Given task: In the material below, the lines containing the word "this" are required; copy each of them.

Records from a collection:
** BEGIN **

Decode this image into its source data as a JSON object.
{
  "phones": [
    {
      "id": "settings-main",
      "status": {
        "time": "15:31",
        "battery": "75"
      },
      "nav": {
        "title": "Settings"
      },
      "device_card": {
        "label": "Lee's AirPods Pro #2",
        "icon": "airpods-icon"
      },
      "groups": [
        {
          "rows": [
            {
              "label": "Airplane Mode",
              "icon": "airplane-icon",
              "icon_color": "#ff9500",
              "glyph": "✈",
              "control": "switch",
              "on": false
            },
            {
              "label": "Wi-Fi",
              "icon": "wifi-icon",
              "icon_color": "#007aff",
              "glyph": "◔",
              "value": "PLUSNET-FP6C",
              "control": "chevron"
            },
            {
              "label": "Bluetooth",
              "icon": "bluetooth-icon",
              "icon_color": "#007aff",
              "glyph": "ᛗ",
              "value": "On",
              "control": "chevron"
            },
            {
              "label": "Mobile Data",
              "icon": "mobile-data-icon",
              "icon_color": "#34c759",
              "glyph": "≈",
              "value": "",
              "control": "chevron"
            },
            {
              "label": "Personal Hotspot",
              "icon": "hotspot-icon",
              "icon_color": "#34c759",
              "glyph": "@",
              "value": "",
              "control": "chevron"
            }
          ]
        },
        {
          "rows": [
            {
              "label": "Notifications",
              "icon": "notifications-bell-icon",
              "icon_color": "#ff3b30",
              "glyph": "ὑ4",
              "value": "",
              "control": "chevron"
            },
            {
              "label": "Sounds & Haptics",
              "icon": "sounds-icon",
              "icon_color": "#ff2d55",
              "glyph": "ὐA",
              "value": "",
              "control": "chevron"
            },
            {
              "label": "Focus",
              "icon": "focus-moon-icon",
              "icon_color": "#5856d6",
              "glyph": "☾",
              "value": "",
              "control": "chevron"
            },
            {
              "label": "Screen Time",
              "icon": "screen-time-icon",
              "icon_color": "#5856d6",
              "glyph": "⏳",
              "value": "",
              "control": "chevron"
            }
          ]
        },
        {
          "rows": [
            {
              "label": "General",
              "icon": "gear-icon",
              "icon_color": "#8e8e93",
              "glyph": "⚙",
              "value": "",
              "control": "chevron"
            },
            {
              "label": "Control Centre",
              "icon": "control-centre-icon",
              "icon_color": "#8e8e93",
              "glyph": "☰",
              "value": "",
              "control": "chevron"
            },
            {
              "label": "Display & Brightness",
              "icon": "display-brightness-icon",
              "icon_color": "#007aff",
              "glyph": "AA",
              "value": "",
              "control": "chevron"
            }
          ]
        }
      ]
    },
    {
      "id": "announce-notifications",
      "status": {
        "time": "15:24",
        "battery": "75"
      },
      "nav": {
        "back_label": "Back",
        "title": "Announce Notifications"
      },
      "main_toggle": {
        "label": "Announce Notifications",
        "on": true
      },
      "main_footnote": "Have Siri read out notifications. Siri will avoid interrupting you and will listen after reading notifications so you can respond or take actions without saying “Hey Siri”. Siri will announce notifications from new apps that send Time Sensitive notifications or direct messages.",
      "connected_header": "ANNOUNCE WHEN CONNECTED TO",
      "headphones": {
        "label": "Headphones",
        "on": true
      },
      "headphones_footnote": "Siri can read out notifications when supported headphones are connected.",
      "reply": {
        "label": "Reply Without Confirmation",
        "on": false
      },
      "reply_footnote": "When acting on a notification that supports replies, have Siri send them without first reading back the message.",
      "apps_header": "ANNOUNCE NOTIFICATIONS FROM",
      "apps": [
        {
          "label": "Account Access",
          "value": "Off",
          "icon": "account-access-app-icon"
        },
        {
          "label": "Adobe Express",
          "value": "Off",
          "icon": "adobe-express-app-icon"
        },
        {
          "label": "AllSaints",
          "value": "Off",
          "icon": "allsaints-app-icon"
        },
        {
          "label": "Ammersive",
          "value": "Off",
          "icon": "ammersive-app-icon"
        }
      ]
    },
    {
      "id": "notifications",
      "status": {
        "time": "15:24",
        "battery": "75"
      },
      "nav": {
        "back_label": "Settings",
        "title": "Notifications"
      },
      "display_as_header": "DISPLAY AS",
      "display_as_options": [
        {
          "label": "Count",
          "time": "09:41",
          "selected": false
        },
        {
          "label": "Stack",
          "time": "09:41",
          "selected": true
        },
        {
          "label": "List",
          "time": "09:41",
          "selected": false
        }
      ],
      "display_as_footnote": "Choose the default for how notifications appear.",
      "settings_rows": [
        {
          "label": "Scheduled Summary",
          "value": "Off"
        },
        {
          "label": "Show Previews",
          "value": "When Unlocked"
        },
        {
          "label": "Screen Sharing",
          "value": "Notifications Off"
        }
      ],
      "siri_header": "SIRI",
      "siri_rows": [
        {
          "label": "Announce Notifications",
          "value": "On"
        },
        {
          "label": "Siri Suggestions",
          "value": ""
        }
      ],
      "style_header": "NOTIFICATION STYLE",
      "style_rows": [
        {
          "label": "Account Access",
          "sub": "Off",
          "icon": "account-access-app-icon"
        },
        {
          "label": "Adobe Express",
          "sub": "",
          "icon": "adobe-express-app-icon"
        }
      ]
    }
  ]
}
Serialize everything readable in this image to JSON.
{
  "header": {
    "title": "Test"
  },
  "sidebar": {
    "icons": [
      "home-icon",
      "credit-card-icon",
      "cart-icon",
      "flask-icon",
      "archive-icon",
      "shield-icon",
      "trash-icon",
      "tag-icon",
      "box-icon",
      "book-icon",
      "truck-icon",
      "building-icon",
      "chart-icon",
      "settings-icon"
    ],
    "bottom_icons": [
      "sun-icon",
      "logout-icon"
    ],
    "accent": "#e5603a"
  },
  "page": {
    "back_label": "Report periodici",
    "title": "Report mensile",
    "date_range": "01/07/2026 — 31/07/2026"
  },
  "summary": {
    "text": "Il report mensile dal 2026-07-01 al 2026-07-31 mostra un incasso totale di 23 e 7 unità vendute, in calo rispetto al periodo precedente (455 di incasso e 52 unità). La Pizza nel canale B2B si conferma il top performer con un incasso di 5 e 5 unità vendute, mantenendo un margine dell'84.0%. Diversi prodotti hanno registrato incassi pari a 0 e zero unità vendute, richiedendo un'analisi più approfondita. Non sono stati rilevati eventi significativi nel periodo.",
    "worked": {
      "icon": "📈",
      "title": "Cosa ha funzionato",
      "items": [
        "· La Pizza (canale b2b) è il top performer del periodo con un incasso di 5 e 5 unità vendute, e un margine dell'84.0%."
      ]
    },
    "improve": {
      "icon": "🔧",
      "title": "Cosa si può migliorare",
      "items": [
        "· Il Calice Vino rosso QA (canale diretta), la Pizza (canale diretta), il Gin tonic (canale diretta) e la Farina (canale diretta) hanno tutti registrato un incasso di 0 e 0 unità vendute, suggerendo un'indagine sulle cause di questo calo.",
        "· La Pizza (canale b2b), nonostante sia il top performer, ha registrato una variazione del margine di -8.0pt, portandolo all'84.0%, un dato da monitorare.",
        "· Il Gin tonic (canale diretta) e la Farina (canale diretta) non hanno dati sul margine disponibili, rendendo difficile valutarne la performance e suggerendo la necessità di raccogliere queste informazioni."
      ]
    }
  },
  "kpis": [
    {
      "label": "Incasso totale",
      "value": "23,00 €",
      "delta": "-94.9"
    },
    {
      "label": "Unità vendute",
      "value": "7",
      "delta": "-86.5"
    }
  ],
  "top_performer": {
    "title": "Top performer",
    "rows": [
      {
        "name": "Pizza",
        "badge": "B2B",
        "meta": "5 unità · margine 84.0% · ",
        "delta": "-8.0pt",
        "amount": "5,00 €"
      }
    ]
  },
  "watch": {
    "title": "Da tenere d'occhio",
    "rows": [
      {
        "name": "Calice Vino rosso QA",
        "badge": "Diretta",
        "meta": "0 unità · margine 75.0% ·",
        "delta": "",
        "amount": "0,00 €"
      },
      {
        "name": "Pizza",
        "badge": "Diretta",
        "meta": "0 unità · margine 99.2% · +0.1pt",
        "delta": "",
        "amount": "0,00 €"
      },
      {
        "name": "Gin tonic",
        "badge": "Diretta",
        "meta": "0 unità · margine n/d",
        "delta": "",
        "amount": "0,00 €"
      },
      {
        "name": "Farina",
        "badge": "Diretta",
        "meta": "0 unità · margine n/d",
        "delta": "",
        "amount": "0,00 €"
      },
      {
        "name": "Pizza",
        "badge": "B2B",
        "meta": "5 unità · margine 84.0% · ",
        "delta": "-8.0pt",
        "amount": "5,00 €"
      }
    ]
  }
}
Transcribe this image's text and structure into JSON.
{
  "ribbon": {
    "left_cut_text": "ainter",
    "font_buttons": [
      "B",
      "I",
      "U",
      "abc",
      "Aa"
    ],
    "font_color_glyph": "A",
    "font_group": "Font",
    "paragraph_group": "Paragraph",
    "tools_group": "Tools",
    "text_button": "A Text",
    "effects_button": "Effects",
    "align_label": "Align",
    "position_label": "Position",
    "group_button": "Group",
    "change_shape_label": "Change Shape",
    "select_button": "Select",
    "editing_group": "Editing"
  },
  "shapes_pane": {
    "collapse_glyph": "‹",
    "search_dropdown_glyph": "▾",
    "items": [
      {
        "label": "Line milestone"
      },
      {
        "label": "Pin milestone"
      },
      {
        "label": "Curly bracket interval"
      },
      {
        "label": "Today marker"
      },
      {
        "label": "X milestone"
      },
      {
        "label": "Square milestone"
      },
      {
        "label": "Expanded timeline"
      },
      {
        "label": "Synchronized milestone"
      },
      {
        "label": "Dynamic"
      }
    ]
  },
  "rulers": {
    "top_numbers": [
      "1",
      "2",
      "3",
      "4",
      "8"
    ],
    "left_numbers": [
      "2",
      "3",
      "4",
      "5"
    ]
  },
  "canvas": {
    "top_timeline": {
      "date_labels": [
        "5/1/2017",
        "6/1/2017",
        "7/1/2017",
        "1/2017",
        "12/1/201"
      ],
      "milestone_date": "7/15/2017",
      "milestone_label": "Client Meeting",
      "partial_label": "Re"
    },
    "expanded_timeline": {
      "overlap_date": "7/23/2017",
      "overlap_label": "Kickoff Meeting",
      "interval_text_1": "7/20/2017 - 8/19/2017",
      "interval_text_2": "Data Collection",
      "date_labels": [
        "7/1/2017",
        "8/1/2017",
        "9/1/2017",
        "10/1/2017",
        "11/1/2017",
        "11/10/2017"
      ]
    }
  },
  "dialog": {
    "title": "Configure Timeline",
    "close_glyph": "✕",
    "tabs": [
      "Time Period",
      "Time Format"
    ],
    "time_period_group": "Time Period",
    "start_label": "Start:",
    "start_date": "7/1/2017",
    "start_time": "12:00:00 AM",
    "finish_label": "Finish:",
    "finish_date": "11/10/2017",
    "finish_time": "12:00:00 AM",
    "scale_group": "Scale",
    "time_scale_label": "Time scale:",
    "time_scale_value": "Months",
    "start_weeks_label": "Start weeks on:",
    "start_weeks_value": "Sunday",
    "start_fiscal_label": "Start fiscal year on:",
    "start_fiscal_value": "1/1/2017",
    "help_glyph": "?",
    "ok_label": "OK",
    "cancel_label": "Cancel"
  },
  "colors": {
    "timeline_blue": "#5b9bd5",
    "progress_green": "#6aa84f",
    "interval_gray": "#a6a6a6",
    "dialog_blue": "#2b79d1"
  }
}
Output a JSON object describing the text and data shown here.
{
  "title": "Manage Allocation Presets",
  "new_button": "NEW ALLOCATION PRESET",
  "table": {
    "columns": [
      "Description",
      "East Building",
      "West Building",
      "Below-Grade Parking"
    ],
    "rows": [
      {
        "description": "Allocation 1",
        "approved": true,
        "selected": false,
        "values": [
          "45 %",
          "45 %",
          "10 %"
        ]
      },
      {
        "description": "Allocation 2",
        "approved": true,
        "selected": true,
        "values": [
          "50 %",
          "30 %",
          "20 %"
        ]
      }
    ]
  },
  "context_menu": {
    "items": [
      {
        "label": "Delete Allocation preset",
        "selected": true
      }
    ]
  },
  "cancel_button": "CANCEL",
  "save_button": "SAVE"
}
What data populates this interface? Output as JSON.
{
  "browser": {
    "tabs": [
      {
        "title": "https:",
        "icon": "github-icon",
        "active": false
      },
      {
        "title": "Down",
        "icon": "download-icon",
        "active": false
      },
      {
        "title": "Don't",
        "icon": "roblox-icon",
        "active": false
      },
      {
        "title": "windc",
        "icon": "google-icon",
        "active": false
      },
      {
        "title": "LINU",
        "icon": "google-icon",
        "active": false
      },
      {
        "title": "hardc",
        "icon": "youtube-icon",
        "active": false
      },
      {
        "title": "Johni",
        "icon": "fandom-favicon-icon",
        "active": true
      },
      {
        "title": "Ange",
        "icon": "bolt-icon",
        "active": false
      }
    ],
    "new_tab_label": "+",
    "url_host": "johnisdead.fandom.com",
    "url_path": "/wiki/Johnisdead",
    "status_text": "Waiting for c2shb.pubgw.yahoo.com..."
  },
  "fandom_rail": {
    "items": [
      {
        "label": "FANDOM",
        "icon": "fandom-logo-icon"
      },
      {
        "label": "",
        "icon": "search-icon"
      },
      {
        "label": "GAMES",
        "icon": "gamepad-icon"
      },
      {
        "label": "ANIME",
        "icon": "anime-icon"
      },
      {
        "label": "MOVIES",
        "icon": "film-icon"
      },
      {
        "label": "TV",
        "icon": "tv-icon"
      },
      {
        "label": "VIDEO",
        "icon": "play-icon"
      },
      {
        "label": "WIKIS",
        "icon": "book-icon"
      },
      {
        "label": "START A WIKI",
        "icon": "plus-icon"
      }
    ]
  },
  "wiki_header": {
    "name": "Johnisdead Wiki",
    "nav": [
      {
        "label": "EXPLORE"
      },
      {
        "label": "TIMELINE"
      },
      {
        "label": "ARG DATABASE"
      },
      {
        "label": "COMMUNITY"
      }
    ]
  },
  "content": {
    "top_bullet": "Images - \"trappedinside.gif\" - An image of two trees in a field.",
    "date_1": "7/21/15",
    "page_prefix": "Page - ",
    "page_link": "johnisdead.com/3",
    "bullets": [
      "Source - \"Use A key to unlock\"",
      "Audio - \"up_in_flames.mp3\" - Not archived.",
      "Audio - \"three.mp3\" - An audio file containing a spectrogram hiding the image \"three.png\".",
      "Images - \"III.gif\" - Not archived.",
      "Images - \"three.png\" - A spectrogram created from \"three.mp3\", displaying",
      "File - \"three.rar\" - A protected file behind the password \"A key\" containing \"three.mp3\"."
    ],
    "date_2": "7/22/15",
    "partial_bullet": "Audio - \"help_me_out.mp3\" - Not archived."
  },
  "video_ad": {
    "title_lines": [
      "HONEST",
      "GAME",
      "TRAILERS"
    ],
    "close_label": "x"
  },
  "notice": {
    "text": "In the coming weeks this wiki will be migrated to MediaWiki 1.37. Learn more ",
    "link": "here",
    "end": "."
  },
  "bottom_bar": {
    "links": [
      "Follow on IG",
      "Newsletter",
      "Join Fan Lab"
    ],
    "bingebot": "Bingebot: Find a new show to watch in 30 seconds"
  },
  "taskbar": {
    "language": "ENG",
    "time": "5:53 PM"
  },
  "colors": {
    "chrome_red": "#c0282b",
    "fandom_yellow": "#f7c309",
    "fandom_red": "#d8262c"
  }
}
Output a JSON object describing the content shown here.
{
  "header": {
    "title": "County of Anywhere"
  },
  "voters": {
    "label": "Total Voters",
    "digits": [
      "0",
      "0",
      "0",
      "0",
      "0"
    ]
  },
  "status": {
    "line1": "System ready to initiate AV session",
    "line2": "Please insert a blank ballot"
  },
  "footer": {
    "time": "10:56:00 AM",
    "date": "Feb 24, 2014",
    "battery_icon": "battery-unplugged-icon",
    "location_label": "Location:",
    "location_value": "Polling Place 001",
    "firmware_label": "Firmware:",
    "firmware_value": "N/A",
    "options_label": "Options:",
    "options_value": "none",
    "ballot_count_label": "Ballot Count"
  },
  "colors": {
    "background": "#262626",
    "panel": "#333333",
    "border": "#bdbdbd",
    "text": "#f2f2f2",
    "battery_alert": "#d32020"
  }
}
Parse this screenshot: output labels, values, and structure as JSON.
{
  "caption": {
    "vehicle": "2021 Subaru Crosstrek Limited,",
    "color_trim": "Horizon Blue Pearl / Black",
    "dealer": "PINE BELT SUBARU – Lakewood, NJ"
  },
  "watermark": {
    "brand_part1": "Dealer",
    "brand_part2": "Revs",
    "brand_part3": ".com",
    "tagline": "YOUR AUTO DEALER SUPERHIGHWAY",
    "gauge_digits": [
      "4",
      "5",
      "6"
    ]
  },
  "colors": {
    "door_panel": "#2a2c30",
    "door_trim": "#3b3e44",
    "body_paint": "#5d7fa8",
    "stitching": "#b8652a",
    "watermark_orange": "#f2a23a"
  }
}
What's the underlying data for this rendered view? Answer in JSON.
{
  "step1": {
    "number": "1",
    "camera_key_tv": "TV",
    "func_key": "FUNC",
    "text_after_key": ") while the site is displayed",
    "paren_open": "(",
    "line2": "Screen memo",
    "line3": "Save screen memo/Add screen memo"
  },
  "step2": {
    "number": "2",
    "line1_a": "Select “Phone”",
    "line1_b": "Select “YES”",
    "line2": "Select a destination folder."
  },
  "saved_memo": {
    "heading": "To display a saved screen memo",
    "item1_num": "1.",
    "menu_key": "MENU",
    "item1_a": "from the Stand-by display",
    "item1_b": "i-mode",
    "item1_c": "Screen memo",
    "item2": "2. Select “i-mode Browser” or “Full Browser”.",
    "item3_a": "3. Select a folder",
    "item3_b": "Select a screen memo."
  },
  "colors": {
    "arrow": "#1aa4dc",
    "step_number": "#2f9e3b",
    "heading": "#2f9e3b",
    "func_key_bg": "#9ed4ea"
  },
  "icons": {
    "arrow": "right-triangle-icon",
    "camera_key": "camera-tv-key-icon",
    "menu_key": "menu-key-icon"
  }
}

** END **

Result below:
Decode this image into its source data as a JSON object.
Serialize everything readable in this image to JSON.
Transcribe this image's text and structure into JSON.
What data populates this interface? Output as JSON.
    "text": "In the coming weeks this wiki will be migrated to MediaWiki 1.37. Learn more ",
Parse this screenshot: output labels, values, and structure as JSON.
What's the underlying data for this rendered view? Answer in JSON.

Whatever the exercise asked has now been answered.